Saved entries

..........

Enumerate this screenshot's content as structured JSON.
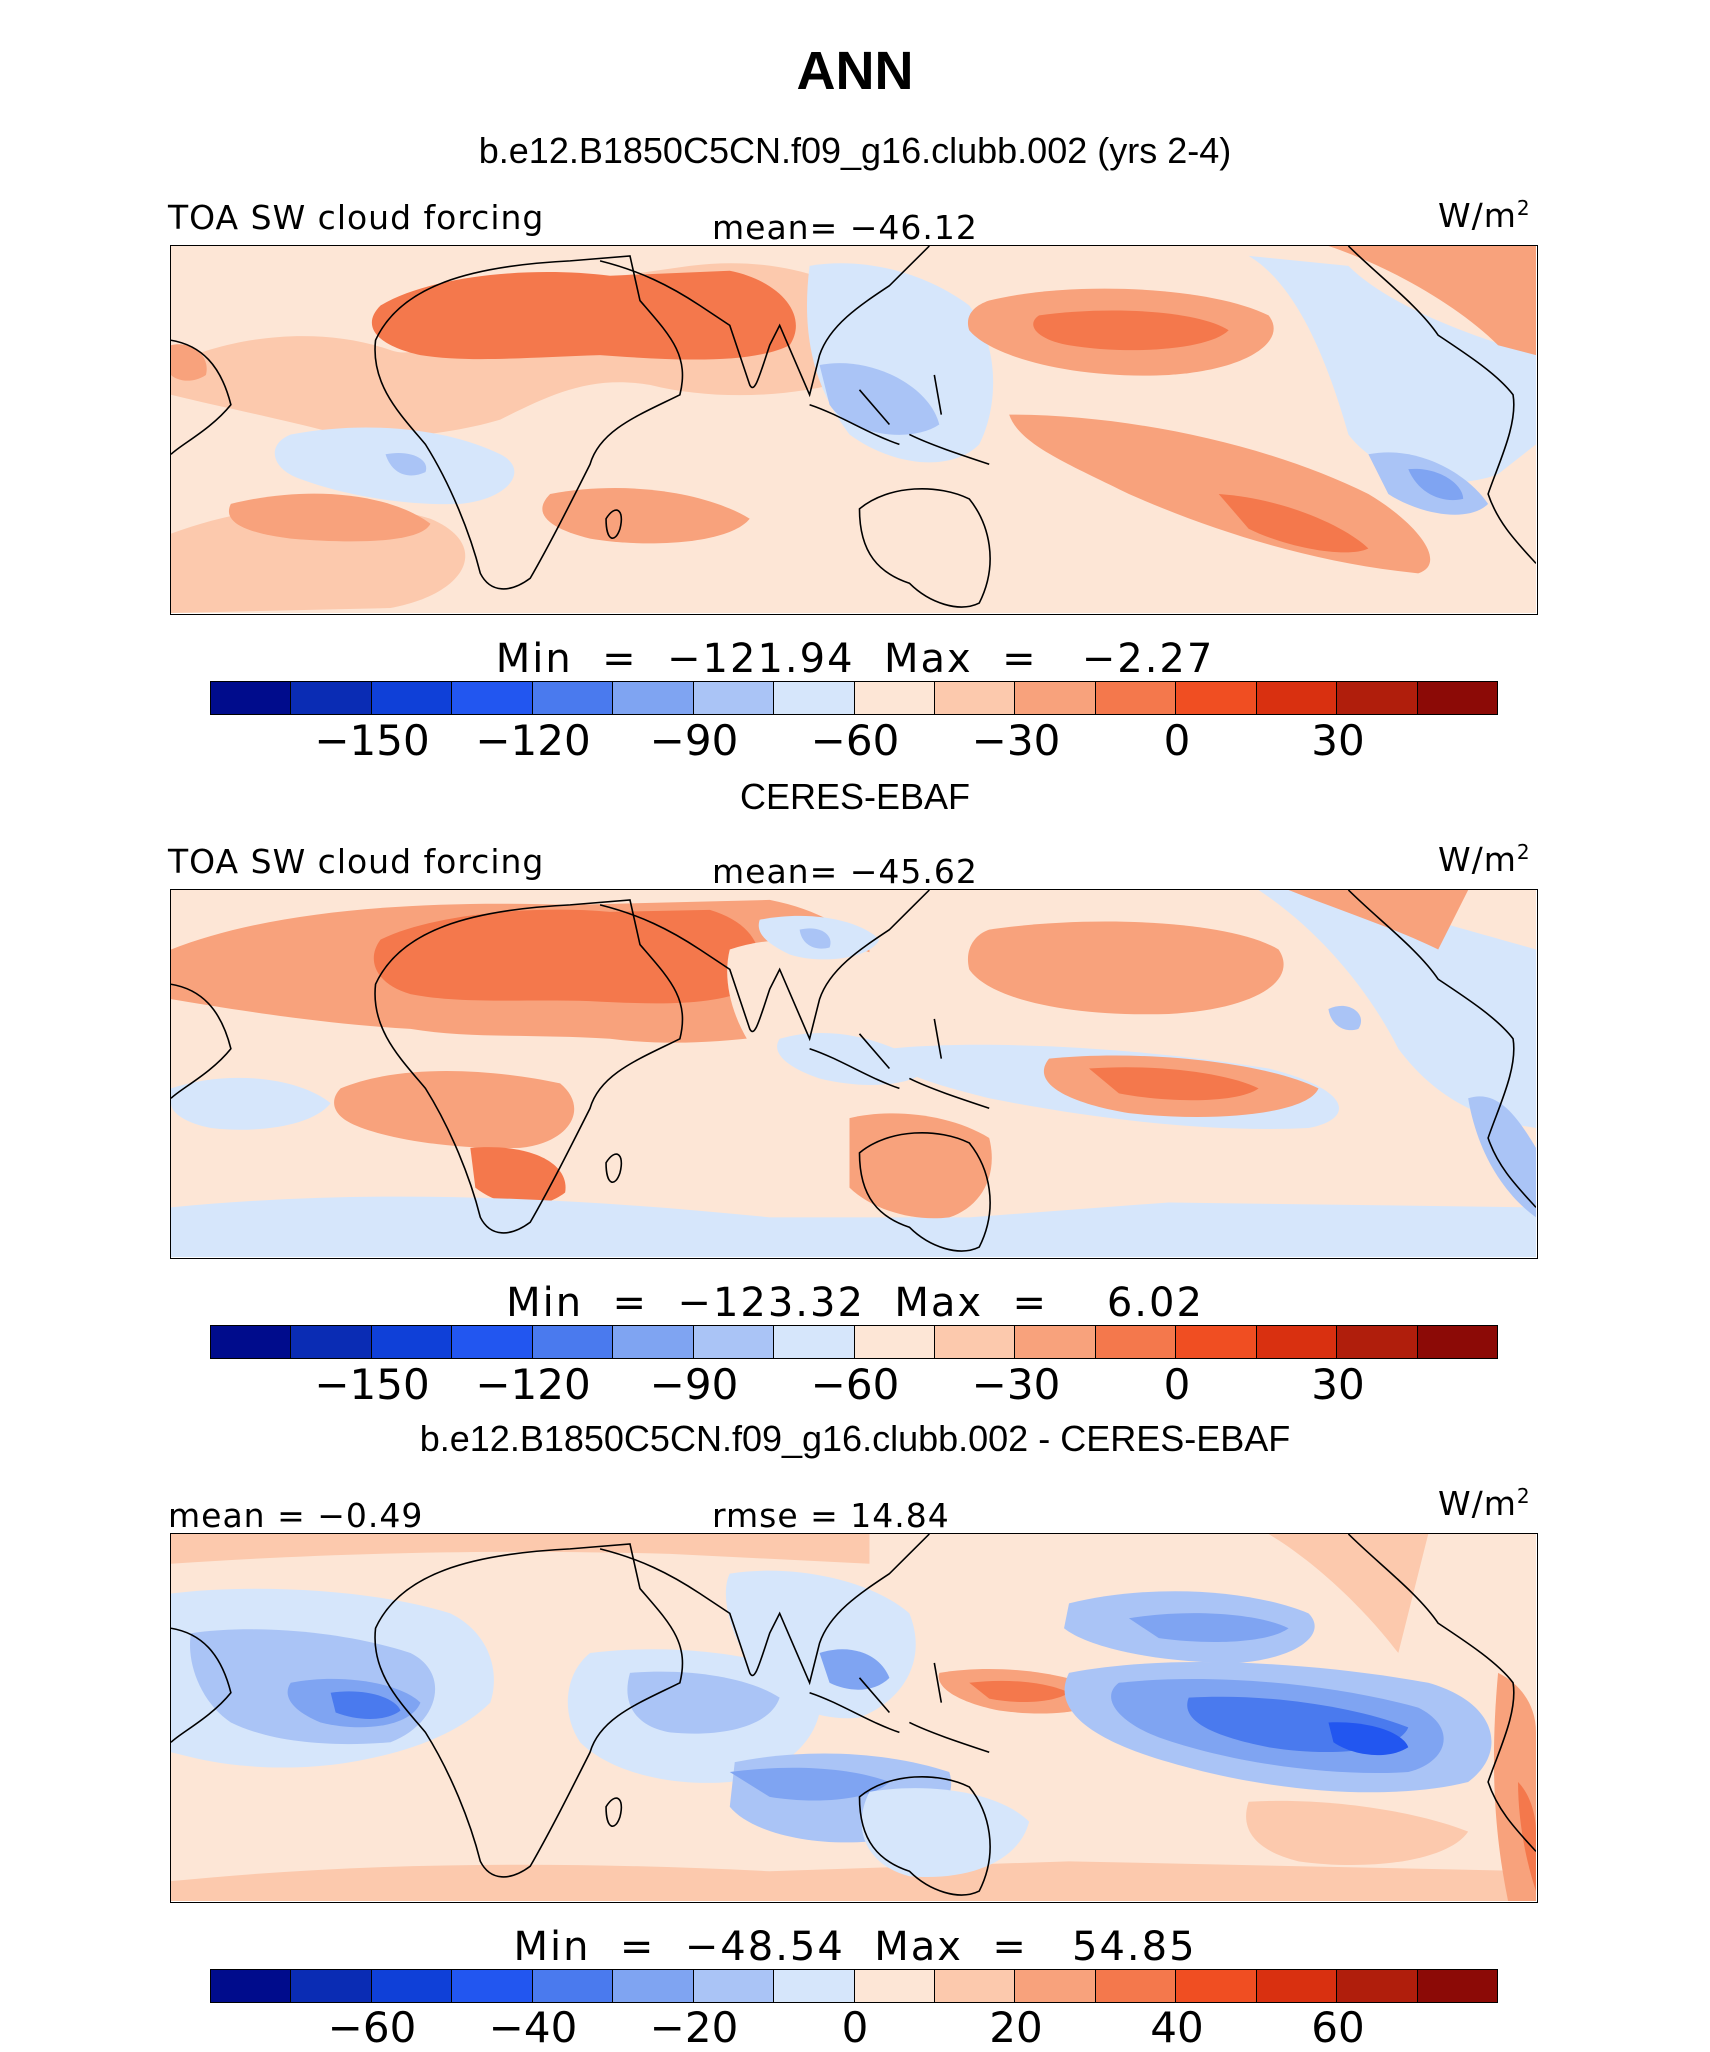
{
  "title": "ANN",
  "colorbar_colors": [
    "#000c8c",
    "#0a2cb4",
    "#0f40d8",
    "#2256f0",
    "#4a7aee",
    "#7fa4f2",
    "#aac4f6",
    "#d6e6fb",
    "#fde6d6",
    "#fcc9ad",
    "#f8a27c",
    "#f4784c",
    "#f04e22",
    "#d93010",
    "#b01e0c",
    "#8c0a06"
  ],
  "panels": [
    {
      "subtitle": "b.e12.B1850C5CN.f09_g16.clubb.002 (yrs 2-4)",
      "left_label": "TOA SW cloud forcing",
      "center_label": "mean= −46.12",
      "units": "W/m",
      "units_sup": "2",
      "minmax": "Min  =  −121.94  Max  =   −2.27",
      "ticks": [
        "−150",
        "−120",
        "−90",
        "−60",
        "−30",
        "0",
        "30"
      ]
    },
    {
      "subtitle": "CERES-EBAF",
      "left_label": "TOA SW cloud forcing",
      "center_label": "mean= −45.62",
      "units": "W/m",
      "units_sup": "2",
      "minmax": "Min  =  −123.32  Max  =    6.02",
      "ticks": [
        "−150",
        "−120",
        "−90",
        "−60",
        "−30",
        "0",
        "30"
      ]
    },
    {
      "subtitle": "b.e12.B1850C5CN.f09_g16.clubb.002 - CERES-EBAF",
      "left_label": "mean  =   −0.49",
      "center_label": "rmse  =   14.84",
      "units": "W/m",
      "units_sup": "2",
      "minmax": "Min  =  −48.54  Max  =   54.85",
      "ticks": [
        "−60",
        "−40",
        "−20",
        "0",
        "20",
        "40",
        "60"
      ]
    }
  ],
  "chart_data": [
    {
      "type": "heatmap",
      "title": "b.e12.B1850C5CN.f09_g16.clubb.002 (yrs 2-4)",
      "variable": "TOA SW cloud forcing",
      "units": "W/m2",
      "mean": -46.12,
      "min": -121.94,
      "max": -2.27,
      "colorbar_ticks": [
        -150,
        -120,
        -90,
        -60,
        -30,
        0,
        30
      ]
    },
    {
      "type": "heatmap",
      "title": "CERES-EBAF",
      "variable": "TOA SW cloud forcing",
      "units": "W/m2",
      "mean": -45.62,
      "min": -123.32,
      "max": 6.02,
      "colorbar_ticks": [
        -150,
        -120,
        -90,
        -60,
        -30,
        0,
        30
      ]
    },
    {
      "type": "heatmap",
      "title": "b.e12.B1850C5CN.f09_g16.clubb.002 - CERES-EBAF",
      "units": "W/m2",
      "mean": -0.49,
      "rmse": 14.84,
      "min": -48.54,
      "max": 54.85,
      "colorbar_ticks": [
        -60,
        -40,
        -20,
        0,
        20,
        40,
        60
      ]
    }
  ]
}
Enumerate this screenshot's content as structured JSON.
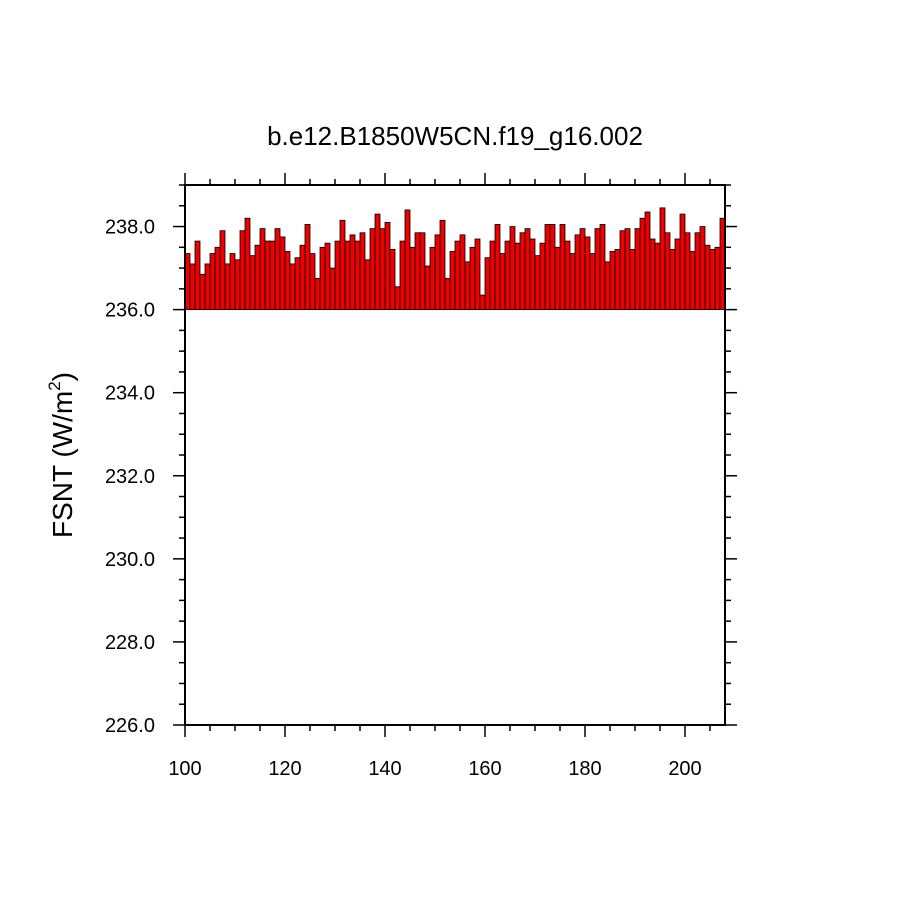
{
  "chart_data": {
    "type": "bar",
    "title": "b.e12.B1850W5CN.f19_g16.002",
    "xlabel": "",
    "ylabel": "FSNT (W/m",
    "ylabel_superscript": "2",
    "ylabel_suffix": ")",
    "xlim": [
      100,
      208
    ],
    "ylim": [
      226.0,
      239.0
    ],
    "x_ticks": [
      100,
      120,
      140,
      160,
      180,
      200
    ],
    "y_ticks": [
      226.0,
      228.0,
      230.0,
      232.0,
      234.0,
      236.0,
      238.0
    ],
    "y_tick_labels": [
      "226.0",
      "228.0",
      "230.0",
      "232.0",
      "234.0",
      "236.0",
      "238.0"
    ],
    "bar_base": 236.0,
    "bar_color": "#ee0000",
    "bar_edge_color": "#000000",
    "x": [
      100,
      101,
      102,
      103,
      104,
      105,
      106,
      107,
      108,
      109,
      110,
      111,
      112,
      113,
      114,
      115,
      116,
      117,
      118,
      119,
      120,
      121,
      122,
      123,
      124,
      125,
      126,
      127,
      128,
      129,
      130,
      131,
      132,
      133,
      134,
      135,
      136,
      137,
      138,
      139,
      140,
      141,
      142,
      143,
      144,
      145,
      146,
      147,
      148,
      149,
      150,
      151,
      152,
      153,
      154,
      155,
      156,
      157,
      158,
      159,
      160,
      161,
      162,
      163,
      164,
      165,
      166,
      167,
      168,
      169,
      170,
      171,
      172,
      173,
      174,
      175,
      176,
      177,
      178,
      179,
      180,
      181,
      182,
      183,
      184,
      185,
      186,
      187,
      188,
      189,
      190,
      191,
      192,
      193,
      194,
      195,
      196,
      197,
      198,
      199,
      200,
      201,
      202,
      203,
      204,
      205,
      206,
      207
    ],
    "values": [
      237.35,
      237.1,
      237.65,
      236.85,
      237.1,
      237.35,
      237.5,
      237.9,
      237.1,
      237.35,
      237.2,
      237.9,
      238.2,
      237.3,
      237.55,
      237.95,
      237.65,
      237.65,
      237.95,
      237.75,
      237.4,
      237.1,
      237.25,
      237.55,
      238.05,
      237.35,
      236.75,
      237.5,
      237.6,
      237.0,
      237.65,
      238.15,
      237.65,
      237.8,
      237.65,
      237.85,
      237.2,
      237.95,
      238.3,
      237.95,
      238.1,
      237.45,
      236.55,
      237.65,
      238.4,
      237.5,
      237.85,
      237.85,
      237.05,
      237.5,
      237.8,
      238.15,
      236.75,
      237.4,
      237.65,
      237.8,
      237.15,
      237.5,
      237.7,
      236.35,
      237.25,
      237.65,
      238.05,
      237.35,
      237.65,
      238.0,
      237.6,
      237.85,
      237.95,
      237.7,
      237.3,
      237.6,
      238.05,
      238.05,
      237.5,
      238.05,
      237.65,
      237.35,
      237.8,
      237.95,
      237.75,
      237.35,
      237.95,
      238.05,
      237.15,
      237.4,
      237.45,
      237.9,
      237.95,
      237.45,
      237.95,
      238.2,
      238.35,
      237.7,
      237.6,
      238.45,
      237.85,
      237.45,
      237.7,
      238.3,
      237.85,
      237.4,
      237.85,
      238.0,
      237.55,
      237.45,
      237.5,
      238.2
    ]
  }
}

..........

» Objective
Print the listing above in full, exactly as written. Omit any pictures.

» Full output
Enumerate this screenshot's content as structured JSON.
{
  "title": "ANN",
  "colorbar_colors": [
    "#000c8c",
    "#0a2cb4",
    "#0f40d8",
    "#2256f0",
    "#4a7aee",
    "#7fa4f2",
    "#aac4f6",
    "#d6e6fb",
    "#fde6d6",
    "#fcc9ad",
    "#f8a27c",
    "#f4784c",
    "#f04e22",
    "#d93010",
    "#b01e0c",
    "#8c0a06"
  ],
  "panels": [
    {
      "subtitle": "b.e12.B1850C5CN.f09_g16.clubb.002 (yrs 2-4)",
      "left_label": "TOA SW cloud forcing",
      "center_label": "mean= −46.12",
      "units": "W/m",
      "units_sup": "2",
      "minmax": "Min  =  −121.94  Max  =   −2.27",
      "ticks": [
        "−150",
        "−120",
        "−90",
        "−60",
        "−30",
        "0",
        "30"
      ]
    },
    {
      "subtitle": "CERES-EBAF",
      "left_label": "TOA SW cloud forcing",
      "center_label": "mean= −45.62",
      "units": "W/m",
      "units_sup": "2",
      "minmax": "Min  =  −123.32  Max  =    6.02",
      "ticks": [
        "−150",
        "−120",
        "−90",
        "−60",
        "−30",
        "0",
        "30"
      ]
    },
    {
      "subtitle": "b.e12.B1850C5CN.f09_g16.clubb.002 - CERES-EBAF",
      "left_label": "mean  =   −0.49",
      "center_label": "rmse  =   14.84",
      "units": "W/m",
      "units_sup": "2",
      "minmax": "Min  =  −48.54  Max  =   54.85",
      "ticks": [
        "−60",
        "−40",
        "−20",
        "0",
        "20",
        "40",
        "60"
      ]
    }
  ],
  "chart_data": [
    {
      "type": "heatmap",
      "title": "b.e12.B1850C5CN.f09_g16.clubb.002 (yrs 2-4)",
      "variable": "TOA SW cloud forcing",
      "units": "W/m2",
      "mean": -46.12,
      "min": -121.94,
      "max": -2.27,
      "colorbar_ticks": [
        -150,
        -120,
        -90,
        -60,
        -30,
        0,
        30
      ]
    },
    {
      "type": "heatmap",
      "title": "CERES-EBAF",
      "variable": "TOA SW cloud forcing",
      "units": "W/m2",
      "mean": -45.62,
      "min": -123.32,
      "max": 6.02,
      "colorbar_ticks": [
        -150,
        -120,
        -90,
        -60,
        -30,
        0,
        30
      ]
    },
    {
      "type": "heatmap",
      "title": "b.e12.B1850C5CN.f09_g16.clubb.002 - CERES-EBAF",
      "units": "W/m2",
      "mean": -0.49,
      "rmse": 14.84,
      "min": -48.54,
      "max": 54.85,
      "colorbar_ticks": [
        -60,
        -40,
        -20,
        0,
        20,
        40,
        60
      ]
    }
  ]
}
Enumerate this screenshot's content as structured JSON.
{
  "chart_data": {
    "type": "bar",
    "title": "b.e12.B1850W5CN.f19_g16.002",
    "xlabel": "",
    "ylabel": "FSNT (W/m",
    "ylabel_superscript": "2",
    "ylabel_suffix": ")",
    "xlim": [
      100,
      208
    ],
    "ylim": [
      226.0,
      239.0
    ],
    "x_ticks": [
      100,
      120,
      140,
      160,
      180,
      200
    ],
    "y_ticks": [
      226.0,
      228.0,
      230.0,
      232.0,
      234.0,
      236.0,
      238.0
    ],
    "y_tick_labels": [
      "226.0",
      "228.0",
      "230.0",
      "232.0",
      "234.0",
      "236.0",
      "238.0"
    ],
    "bar_base": 236.0,
    "bar_color": "#ee0000",
    "bar_edge_color": "#000000",
    "x": [
      100,
      101,
      102,
      103,
      104,
      105,
      106,
      107,
      108,
      109,
      110,
      111,
      112,
      113,
      114,
      115,
      116,
      117,
      118,
      119,
      120,
      121,
      122,
      123,
      124,
      125,
      126,
      127,
      128,
      129,
      130,
      131,
      132,
      133,
      134,
      135,
      136,
      137,
      138,
      139,
      140,
      141,
      142,
      143,
      144,
      145,
      146,
      147,
      148,
      149,
      150,
      151,
      152,
      153,
      154,
      155,
      156,
      157,
      158,
      159,
      160,
      161,
      162,
      163,
      164,
      165,
      166,
      167,
      168,
      169,
      170,
      171,
      172,
      173,
      174,
      175,
      176,
      177,
      178,
      179,
      180,
      181,
      182,
      183,
      184,
      185,
      186,
      187,
      188,
      189,
      190,
      191,
      192,
      193,
      194,
      195,
      196,
      197,
      198,
      199,
      200,
      201,
      202,
      203,
      204,
      205,
      206,
      207
    ],
    "values": [
      237.35,
      237.1,
      237.65,
      236.85,
      237.1,
      237.35,
      237.5,
      237.9,
      237.1,
      237.35,
      237.2,
      237.9,
      238.2,
      237.3,
      237.55,
      237.95,
      237.65,
      237.65,
      237.95,
      237.75,
      237.4,
      237.1,
      237.25,
      237.55,
      238.05,
      237.35,
      236.75,
      237.5,
      237.6,
      237.0,
      237.65,
      238.15,
      237.65,
      237.8,
      237.65,
      237.85,
      237.2,
      237.95,
      238.3,
      237.95,
      238.1,
      237.45,
      236.55,
      237.65,
      238.4,
      237.5,
      237.85,
      237.85,
      237.05,
      237.5,
      237.8,
      238.15,
      236.75,
      237.4,
      237.65,
      237.8,
      237.15,
      237.5,
      237.7,
      236.35,
      237.25,
      237.65,
      238.05,
      237.35,
      237.65,
      238.0,
      237.6,
      237.85,
      237.95,
      237.7,
      237.3,
      237.6,
      238.05,
      238.05,
      237.5,
      238.05,
      237.65,
      237.35,
      237.8,
      237.95,
      237.75,
      237.35,
      237.95,
      238.05,
      237.15,
      237.4,
      237.45,
      237.9,
      237.95,
      237.45,
      237.95,
      238.2,
      238.35,
      237.7,
      237.6,
      238.45,
      237.85,
      237.45,
      237.7,
      238.3,
      237.85,
      237.4,
      237.85,
      238.0,
      237.55,
      237.45,
      237.5,
      238.2
    ]
  }
}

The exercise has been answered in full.